Repeat every record below exactly, but leave out any pictures.

= = = = =

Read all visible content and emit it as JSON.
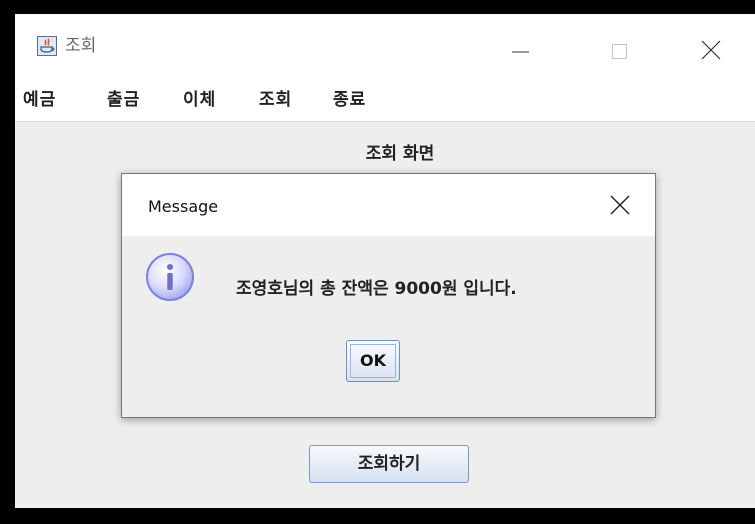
{
  "window": {
    "title": "조회"
  },
  "menubar": {
    "items": [
      {
        "label": "예금"
      },
      {
        "label": "출금"
      },
      {
        "label": "이체"
      },
      {
        "label": "조회"
      },
      {
        "label": "종료"
      }
    ]
  },
  "content": {
    "title": "조회 화면",
    "button_label": "조회하기"
  },
  "dialog": {
    "title": "Message",
    "message": "조영호님의 총 잔액은 9000원 입니다.",
    "ok_label": "OK",
    "icon": "info-icon"
  },
  "colors": {
    "background": "#eeeeee",
    "titlebar": "#ffffff",
    "button_border": "#7a9cc4",
    "info_icon": "#9aa0ef"
  }
}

= = = = =

== Completed task ==
Read all visible content and emit it as JSON.
{
  "window": {
    "title": "조회"
  },
  "menubar": {
    "items": [
      {
        "label": "예금"
      },
      {
        "label": "출금"
      },
      {
        "label": "이체"
      },
      {
        "label": "조회"
      },
      {
        "label": "종료"
      }
    ]
  },
  "content": {
    "title": "조회 화면",
    "button_label": "조회하기"
  },
  "dialog": {
    "title": "Message",
    "message": "조영호님의 총 잔액은 9000원 입니다.",
    "ok_label": "OK",
    "icon": "info-icon"
  },
  "colors": {
    "background": "#eeeeee",
    "titlebar": "#ffffff",
    "button_border": "#7a9cc4",
    "info_icon": "#9aa0ef"
  }
}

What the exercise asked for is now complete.